[Start EXERCISE DATA]

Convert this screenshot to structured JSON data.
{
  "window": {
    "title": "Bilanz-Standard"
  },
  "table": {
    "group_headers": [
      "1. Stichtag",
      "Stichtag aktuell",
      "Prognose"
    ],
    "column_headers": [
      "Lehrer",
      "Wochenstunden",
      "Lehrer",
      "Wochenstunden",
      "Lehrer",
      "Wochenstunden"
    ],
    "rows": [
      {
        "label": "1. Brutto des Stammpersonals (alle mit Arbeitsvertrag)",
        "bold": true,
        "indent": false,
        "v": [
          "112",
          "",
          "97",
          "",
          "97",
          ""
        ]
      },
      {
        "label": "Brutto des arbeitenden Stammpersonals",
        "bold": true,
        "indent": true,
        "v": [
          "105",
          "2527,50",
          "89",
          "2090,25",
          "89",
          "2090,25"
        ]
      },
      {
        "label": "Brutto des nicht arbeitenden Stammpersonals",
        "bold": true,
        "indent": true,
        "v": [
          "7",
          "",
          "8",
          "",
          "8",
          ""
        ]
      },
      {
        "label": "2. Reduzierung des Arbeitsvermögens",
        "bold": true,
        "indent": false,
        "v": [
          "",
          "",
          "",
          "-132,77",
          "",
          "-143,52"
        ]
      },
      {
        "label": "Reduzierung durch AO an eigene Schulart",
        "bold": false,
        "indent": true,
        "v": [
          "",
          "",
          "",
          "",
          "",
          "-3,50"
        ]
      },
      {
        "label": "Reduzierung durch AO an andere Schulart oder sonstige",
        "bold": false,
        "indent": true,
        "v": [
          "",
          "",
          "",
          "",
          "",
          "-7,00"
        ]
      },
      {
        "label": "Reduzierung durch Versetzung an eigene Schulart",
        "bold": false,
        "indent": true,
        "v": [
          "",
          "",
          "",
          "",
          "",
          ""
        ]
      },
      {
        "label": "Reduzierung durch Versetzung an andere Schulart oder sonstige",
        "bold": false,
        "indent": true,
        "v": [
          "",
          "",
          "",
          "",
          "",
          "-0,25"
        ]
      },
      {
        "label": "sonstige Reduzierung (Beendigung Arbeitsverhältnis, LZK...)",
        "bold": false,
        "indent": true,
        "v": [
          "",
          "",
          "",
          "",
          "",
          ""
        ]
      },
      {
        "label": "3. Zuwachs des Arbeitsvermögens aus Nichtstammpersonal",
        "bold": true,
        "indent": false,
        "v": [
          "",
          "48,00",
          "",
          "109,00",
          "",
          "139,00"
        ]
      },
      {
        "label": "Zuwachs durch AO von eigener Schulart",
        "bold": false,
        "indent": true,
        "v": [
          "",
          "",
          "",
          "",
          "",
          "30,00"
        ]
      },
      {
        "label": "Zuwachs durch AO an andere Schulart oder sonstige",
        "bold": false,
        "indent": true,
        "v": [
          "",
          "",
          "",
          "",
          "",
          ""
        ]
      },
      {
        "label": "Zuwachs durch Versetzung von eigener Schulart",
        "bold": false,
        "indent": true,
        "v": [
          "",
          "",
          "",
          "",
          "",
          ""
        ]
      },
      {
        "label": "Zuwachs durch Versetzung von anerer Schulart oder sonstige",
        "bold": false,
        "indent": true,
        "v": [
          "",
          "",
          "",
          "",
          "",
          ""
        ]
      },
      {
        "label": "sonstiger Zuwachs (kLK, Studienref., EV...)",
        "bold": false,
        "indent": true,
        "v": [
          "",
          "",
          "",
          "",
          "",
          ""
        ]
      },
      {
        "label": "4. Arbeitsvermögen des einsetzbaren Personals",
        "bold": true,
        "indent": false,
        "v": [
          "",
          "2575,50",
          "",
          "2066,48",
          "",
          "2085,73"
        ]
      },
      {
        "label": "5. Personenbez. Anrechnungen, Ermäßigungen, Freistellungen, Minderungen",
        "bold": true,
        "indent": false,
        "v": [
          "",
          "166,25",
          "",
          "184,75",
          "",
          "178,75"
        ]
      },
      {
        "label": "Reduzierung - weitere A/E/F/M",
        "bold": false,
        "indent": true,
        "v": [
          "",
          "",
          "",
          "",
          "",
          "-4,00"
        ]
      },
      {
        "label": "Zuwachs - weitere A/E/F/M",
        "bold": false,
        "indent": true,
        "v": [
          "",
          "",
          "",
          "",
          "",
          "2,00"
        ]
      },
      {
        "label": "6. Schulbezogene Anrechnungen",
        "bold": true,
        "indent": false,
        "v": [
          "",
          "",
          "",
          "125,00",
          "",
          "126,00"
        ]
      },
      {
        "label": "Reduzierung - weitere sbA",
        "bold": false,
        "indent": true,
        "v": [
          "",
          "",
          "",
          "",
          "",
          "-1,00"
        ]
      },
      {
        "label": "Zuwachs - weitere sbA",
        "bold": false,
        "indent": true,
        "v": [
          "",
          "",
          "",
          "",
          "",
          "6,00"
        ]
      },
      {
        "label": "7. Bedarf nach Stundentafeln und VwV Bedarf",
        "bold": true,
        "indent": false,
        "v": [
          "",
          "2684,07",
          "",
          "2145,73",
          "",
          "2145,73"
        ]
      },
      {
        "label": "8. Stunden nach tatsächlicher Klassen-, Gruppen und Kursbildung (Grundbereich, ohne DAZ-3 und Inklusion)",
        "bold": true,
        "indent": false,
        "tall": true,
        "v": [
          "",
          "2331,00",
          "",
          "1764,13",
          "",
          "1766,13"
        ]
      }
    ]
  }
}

[End EXERCISE DATA]

• EXERCISE BRIEF: Report how many lines of the data hold the string "Schulart"; give only the number.

• RESPONSE TO THIS TASK: 8